*PROVIDED DATA*:
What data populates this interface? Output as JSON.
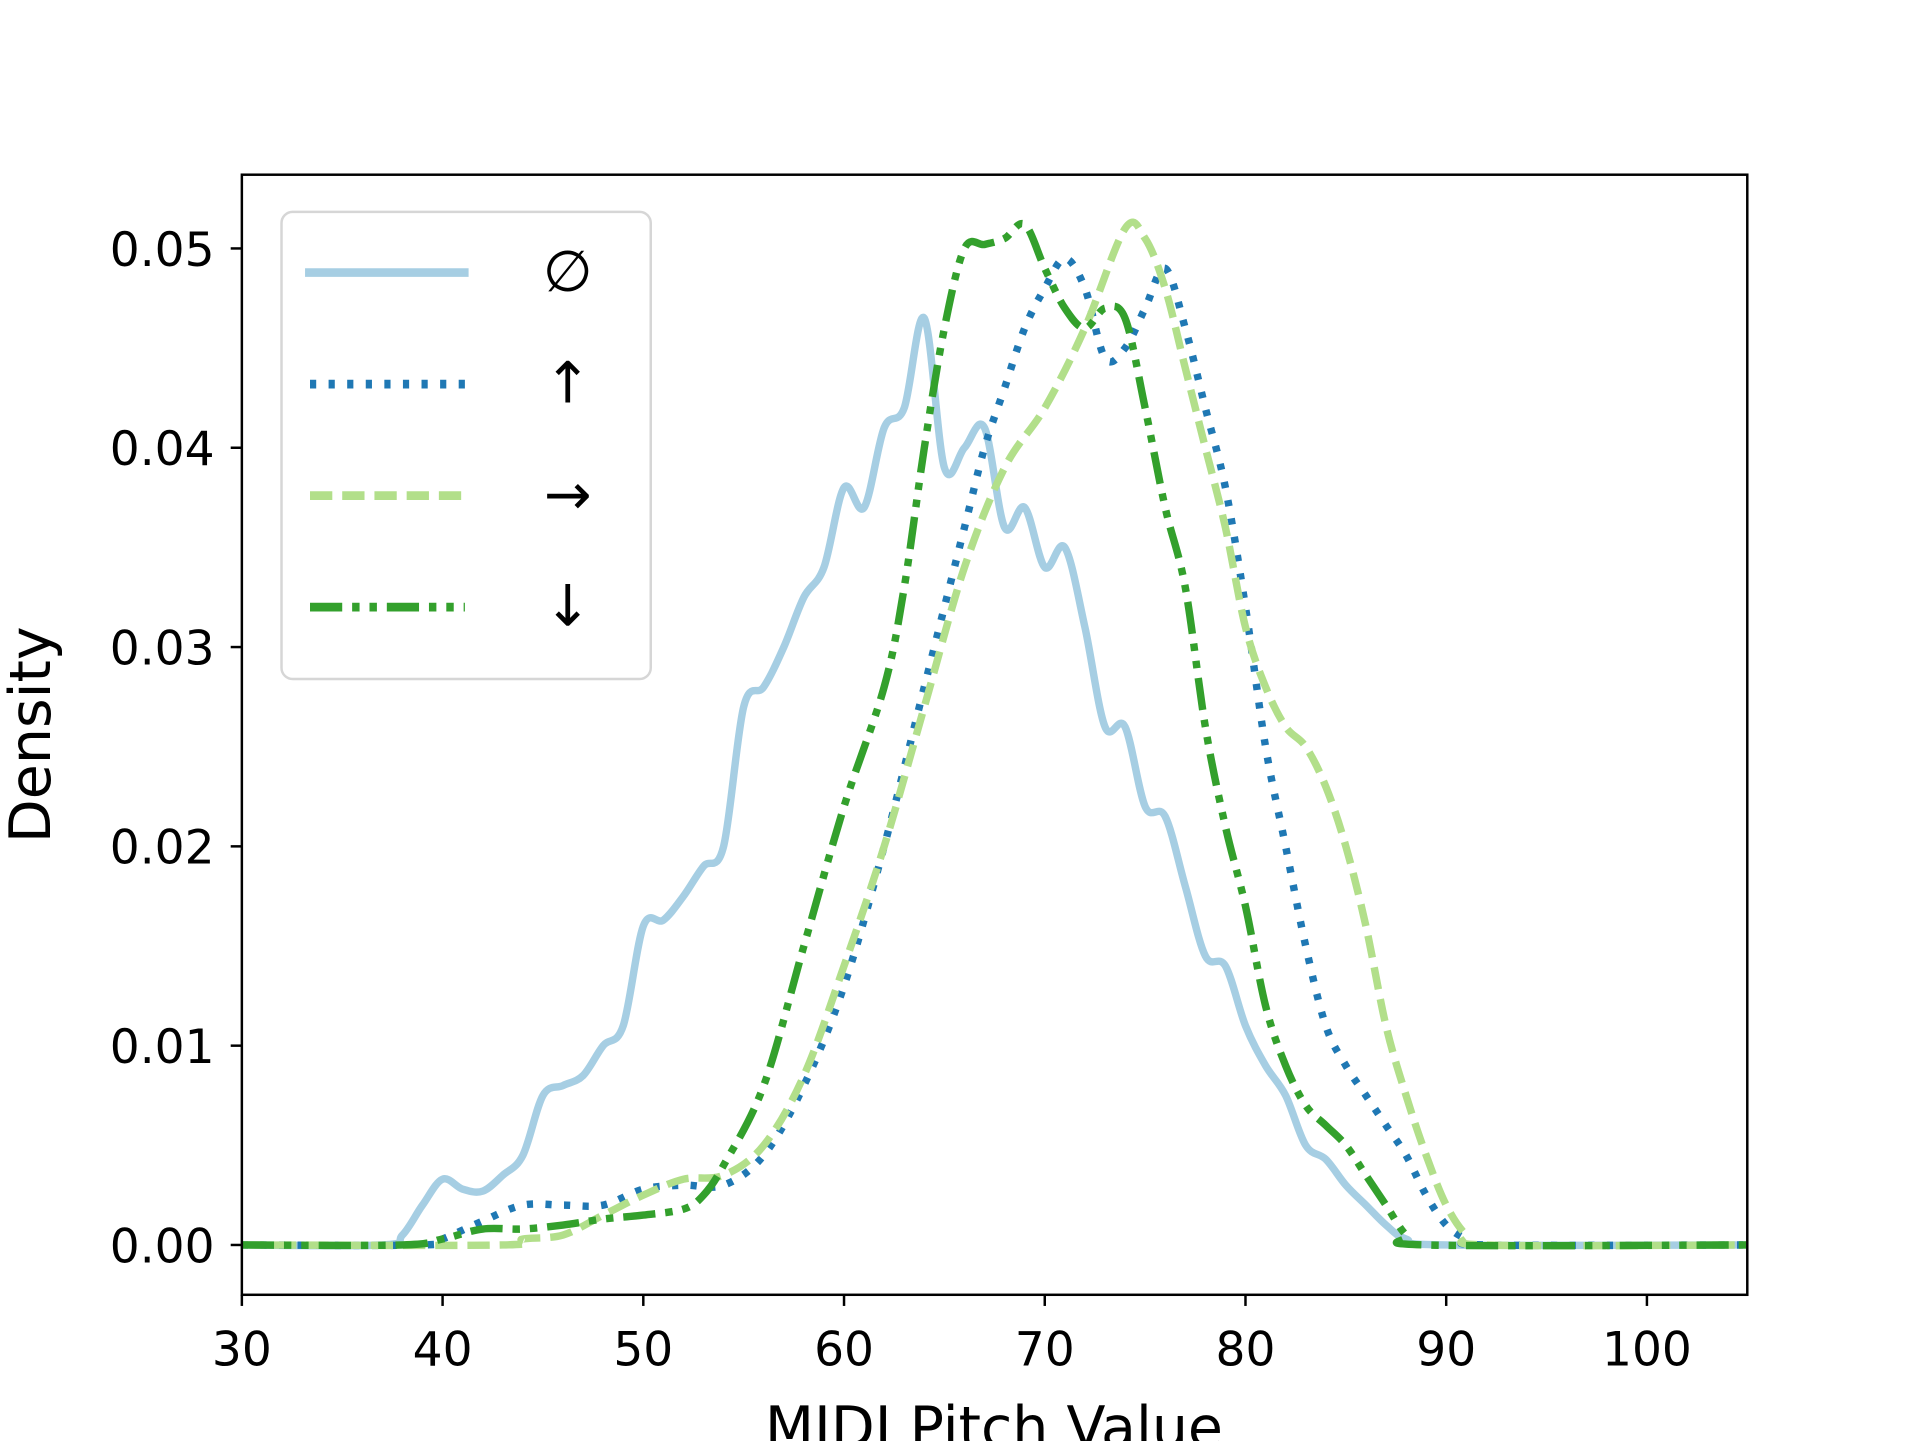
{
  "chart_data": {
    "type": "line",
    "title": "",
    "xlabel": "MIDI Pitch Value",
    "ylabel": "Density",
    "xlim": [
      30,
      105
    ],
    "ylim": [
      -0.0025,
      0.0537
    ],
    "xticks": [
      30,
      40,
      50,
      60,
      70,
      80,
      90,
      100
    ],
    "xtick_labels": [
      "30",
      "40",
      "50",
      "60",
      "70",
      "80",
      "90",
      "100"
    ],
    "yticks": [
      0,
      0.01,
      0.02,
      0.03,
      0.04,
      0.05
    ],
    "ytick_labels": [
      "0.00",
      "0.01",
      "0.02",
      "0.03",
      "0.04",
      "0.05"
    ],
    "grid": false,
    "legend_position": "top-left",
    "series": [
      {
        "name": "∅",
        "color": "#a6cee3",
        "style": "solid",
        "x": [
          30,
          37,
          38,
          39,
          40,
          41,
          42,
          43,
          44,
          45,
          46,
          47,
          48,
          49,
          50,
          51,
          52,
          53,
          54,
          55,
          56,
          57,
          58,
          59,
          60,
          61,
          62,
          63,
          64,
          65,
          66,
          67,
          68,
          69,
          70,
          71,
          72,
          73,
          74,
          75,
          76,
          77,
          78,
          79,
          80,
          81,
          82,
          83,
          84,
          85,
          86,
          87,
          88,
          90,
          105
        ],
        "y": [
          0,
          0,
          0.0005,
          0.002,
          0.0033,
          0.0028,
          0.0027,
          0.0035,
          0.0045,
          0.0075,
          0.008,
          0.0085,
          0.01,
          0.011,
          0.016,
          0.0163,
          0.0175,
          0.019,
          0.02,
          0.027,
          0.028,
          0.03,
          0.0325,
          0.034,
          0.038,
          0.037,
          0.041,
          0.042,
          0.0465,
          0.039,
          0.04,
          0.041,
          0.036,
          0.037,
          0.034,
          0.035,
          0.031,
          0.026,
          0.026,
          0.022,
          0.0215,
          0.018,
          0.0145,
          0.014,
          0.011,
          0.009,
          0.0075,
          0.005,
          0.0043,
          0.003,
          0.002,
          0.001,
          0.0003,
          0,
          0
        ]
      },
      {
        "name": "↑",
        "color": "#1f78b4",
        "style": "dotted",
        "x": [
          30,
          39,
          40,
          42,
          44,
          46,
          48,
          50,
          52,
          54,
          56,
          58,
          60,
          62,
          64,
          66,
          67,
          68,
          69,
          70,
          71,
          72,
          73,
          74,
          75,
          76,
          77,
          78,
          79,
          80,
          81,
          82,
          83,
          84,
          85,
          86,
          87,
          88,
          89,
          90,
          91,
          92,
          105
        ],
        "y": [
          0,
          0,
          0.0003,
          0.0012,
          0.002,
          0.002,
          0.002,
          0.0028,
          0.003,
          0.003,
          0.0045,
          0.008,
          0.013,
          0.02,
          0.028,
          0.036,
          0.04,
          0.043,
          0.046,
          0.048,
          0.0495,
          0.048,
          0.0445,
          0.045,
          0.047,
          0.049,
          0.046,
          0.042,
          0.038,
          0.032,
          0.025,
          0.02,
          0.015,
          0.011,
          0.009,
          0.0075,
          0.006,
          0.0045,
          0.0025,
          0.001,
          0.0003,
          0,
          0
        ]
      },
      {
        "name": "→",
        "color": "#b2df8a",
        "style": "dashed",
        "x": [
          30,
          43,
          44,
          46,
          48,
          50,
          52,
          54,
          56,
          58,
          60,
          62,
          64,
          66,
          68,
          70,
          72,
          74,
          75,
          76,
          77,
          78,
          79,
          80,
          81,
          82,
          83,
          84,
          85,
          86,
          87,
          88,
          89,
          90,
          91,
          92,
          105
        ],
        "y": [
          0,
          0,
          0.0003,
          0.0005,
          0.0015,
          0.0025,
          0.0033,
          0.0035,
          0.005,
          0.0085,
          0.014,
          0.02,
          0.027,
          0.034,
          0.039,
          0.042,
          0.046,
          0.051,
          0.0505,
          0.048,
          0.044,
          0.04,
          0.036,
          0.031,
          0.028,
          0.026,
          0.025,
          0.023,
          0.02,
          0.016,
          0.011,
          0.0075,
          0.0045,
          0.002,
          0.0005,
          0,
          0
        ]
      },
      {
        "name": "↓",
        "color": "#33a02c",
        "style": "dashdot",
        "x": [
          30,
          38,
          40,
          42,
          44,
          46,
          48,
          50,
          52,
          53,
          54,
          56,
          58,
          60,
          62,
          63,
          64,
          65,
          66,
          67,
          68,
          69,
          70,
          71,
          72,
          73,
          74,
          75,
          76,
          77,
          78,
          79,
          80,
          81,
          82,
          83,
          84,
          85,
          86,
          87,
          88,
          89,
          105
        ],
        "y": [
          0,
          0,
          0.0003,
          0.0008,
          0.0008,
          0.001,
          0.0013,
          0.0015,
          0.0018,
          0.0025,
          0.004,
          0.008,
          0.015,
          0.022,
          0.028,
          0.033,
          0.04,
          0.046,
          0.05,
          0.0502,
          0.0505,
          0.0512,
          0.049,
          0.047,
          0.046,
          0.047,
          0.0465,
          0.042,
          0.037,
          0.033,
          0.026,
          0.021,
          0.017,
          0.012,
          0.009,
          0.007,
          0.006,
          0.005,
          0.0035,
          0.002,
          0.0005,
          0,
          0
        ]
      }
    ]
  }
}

--

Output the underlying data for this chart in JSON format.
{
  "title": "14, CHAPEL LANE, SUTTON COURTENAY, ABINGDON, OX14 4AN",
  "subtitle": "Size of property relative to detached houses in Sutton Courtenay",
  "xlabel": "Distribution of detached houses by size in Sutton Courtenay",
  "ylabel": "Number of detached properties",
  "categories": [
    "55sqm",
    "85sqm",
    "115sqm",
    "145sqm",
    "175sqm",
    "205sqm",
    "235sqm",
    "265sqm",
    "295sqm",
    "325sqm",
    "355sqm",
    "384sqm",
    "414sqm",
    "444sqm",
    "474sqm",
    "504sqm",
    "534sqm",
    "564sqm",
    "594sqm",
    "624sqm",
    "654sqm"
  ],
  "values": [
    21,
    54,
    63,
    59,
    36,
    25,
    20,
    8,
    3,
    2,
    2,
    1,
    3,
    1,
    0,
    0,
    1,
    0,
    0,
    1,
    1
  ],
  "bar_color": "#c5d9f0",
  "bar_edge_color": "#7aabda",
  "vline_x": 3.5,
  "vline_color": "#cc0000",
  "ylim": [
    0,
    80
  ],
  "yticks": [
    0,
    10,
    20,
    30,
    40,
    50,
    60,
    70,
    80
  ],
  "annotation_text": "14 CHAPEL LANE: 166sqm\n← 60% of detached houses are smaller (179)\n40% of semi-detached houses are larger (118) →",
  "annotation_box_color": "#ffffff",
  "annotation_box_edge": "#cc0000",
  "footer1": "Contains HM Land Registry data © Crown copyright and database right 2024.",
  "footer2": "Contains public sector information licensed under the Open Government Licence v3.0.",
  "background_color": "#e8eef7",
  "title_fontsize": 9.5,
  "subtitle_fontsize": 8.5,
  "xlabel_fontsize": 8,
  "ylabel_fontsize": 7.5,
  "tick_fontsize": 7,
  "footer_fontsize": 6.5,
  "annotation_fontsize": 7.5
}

*BRIEF*:
Copy all lines above containing the string "Output".

*SOLUTION*:
What data populates this interface? Output as JSON.
Output the underlying data for this chart in JSON format.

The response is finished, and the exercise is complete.